**What you need to do**
Using the records below, locate all lines containing "text" and return them.

**Records shown**

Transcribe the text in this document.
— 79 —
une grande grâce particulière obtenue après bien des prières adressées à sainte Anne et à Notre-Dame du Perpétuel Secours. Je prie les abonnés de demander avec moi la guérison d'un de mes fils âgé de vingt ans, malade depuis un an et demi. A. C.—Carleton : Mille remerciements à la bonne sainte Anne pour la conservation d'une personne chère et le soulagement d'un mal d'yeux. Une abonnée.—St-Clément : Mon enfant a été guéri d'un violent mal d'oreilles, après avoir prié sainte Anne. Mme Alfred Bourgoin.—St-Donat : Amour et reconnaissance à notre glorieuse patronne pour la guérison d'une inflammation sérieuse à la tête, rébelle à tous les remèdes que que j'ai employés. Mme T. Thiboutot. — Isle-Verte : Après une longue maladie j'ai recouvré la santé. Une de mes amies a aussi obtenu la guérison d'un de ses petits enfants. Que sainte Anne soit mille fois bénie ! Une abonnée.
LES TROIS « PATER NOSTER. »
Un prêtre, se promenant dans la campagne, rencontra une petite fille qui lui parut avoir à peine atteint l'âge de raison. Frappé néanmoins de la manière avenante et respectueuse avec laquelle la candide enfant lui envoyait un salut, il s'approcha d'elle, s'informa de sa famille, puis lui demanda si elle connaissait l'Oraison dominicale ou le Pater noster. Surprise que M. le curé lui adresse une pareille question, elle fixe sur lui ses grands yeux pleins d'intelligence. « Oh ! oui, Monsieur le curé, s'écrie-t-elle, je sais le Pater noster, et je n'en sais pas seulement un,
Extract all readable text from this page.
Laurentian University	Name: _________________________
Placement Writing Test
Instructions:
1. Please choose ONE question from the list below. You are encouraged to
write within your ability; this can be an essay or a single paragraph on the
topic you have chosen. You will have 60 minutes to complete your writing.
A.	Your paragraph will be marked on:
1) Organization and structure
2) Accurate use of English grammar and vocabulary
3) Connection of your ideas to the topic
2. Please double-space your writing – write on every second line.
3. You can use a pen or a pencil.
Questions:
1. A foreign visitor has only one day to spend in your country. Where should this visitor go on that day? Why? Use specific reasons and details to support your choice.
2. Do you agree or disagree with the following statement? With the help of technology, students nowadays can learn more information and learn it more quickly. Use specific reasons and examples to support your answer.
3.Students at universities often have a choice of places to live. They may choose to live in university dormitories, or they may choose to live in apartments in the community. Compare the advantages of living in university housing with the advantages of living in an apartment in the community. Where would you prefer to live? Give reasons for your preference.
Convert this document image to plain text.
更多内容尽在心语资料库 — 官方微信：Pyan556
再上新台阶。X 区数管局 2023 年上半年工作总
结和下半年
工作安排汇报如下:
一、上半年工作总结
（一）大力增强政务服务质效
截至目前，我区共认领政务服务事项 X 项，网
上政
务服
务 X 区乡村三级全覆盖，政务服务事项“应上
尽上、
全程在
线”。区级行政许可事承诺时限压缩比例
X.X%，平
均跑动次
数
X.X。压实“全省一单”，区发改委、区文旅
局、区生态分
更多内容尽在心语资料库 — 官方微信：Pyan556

**Final result**
Transcribe the text in this document.
Extract all readable text from this page.
Convert this document image to plain text.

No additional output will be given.